* start EXCERPTED DATA *
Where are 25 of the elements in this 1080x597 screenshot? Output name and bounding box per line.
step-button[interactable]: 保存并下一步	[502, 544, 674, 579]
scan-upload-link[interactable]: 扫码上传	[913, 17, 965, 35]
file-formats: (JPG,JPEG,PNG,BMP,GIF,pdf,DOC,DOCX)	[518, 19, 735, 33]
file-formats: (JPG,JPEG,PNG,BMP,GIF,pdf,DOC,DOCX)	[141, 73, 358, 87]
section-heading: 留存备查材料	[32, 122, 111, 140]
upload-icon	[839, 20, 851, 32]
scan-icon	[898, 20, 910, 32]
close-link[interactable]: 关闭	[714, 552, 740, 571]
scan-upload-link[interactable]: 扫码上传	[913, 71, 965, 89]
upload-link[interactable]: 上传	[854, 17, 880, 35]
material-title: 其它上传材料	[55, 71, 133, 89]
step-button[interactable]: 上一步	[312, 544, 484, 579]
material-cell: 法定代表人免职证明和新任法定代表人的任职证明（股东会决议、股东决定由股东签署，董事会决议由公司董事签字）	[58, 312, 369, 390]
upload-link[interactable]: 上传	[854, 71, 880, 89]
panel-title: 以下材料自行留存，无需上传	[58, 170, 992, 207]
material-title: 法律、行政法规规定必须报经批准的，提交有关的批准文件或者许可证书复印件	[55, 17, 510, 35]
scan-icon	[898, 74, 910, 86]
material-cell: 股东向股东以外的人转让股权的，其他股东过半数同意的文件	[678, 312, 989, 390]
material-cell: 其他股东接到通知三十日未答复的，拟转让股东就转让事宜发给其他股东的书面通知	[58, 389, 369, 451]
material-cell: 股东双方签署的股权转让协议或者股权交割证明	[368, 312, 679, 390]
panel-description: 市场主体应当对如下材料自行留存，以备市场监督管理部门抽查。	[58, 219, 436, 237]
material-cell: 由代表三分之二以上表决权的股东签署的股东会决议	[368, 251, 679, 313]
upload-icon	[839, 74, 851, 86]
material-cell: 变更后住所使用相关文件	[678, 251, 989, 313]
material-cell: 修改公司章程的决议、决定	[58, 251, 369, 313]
* end EXCERPTED DATA *
• [THE TASK] Print all of the data above again, keeping every line identical to the original.

• [RESPONSE TO THIS TASK]
Where are 25 of the elements in this 1080x597 screenshot? Output name and bounding box per line.
step-button[interactable]: 保存并下一步	[502, 544, 674, 579]
scan-upload-link[interactable]: 扫码上传	[913, 17, 965, 35]
file-formats: (JPG,JPEG,PNG,BMP,GIF,pdf,DOC,DOCX)	[518, 19, 735, 33]
file-formats: (JPG,JPEG,PNG,BMP,GIF,pdf,DOC,DOCX)	[141, 73, 358, 87]
section-heading: 留存备查材料	[32, 122, 111, 140]
upload-icon	[839, 20, 851, 32]
scan-icon	[898, 20, 910, 32]
close-link[interactable]: 关闭	[714, 552, 740, 571]
scan-upload-link[interactable]: 扫码上传	[913, 71, 965, 89]
upload-link[interactable]: 上传	[854, 17, 880, 35]
material-title: 其它上传材料	[55, 71, 133, 89]
step-button[interactable]: 上一步	[312, 544, 484, 579]
material-cell: 法定代表人免职证明和新任法定代表人的任职证明（股东会决议、股东决定由股东签署，董事会决议由公司董事签字）	[58, 312, 369, 390]
upload-link[interactable]: 上传	[854, 71, 880, 89]
panel-title: 以下材料自行留存，无需上传	[58, 170, 992, 207]
material-title: 法律、行政法规规定必须报经批准的，提交有关的批准文件或者许可证书复印件	[55, 17, 510, 35]
scan-icon	[898, 74, 910, 86]
material-cell: 股东向股东以外的人转让股权的，其他股东过半数同意的文件	[678, 312, 989, 390]
material-cell: 其他股东接到通知三十日未答复的，拟转让股东就转让事宜发给其他股东的书面通知	[58, 389, 369, 451]
material-cell: 股东双方签署的股权转让协议或者股权交割证明	[368, 312, 679, 390]
panel-description: 市场主体应当对如下材料自行留存，以备市场监督管理部门抽查。	[58, 219, 436, 237]
material-cell: 由代表三分之二以上表决权的股东签署的股东会决议	[368, 251, 679, 313]
upload-icon	[839, 74, 851, 86]
material-cell: 变更后住所使用相关文件	[678, 251, 989, 313]
material-cell: 修改公司章程的决议、决定	[58, 251, 369, 313]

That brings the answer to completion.